(Records that describe figures)
• • • • •
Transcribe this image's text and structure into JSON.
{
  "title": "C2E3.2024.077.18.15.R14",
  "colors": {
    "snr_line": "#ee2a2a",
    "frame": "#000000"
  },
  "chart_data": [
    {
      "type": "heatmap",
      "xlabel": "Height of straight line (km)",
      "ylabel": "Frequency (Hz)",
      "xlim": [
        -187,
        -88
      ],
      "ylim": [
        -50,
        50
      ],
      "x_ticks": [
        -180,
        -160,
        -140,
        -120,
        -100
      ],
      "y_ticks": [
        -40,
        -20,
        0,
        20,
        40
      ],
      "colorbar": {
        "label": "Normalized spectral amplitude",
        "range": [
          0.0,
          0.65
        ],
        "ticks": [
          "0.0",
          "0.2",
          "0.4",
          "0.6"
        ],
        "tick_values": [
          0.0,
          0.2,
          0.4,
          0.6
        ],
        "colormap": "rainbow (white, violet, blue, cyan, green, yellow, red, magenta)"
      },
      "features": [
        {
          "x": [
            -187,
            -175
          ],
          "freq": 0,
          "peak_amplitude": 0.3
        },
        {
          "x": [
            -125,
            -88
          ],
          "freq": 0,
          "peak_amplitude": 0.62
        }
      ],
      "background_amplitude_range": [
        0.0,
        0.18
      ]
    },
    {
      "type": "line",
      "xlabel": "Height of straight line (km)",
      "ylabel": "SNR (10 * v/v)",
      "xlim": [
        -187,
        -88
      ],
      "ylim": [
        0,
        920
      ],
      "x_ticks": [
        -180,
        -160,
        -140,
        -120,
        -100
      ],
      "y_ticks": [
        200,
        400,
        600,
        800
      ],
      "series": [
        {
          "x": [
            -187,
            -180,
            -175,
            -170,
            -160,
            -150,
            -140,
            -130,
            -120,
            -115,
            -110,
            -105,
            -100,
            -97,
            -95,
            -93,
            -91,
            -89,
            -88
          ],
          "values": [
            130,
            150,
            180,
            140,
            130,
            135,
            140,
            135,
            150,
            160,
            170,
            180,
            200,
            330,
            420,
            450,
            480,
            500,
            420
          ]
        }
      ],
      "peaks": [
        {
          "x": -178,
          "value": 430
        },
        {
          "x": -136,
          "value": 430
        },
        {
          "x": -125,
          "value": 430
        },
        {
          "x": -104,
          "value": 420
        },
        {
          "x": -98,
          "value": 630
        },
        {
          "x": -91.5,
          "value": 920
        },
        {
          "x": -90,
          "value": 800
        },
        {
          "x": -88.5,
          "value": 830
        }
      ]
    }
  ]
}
• • • • •
> **Exercise details**
Read the entries and pick out all lines that include the word "ylabel".

> **Exercise answer**
      "ylabel": "Frequency (Hz)",
      "ylabel": "SNR (10 * v/v)",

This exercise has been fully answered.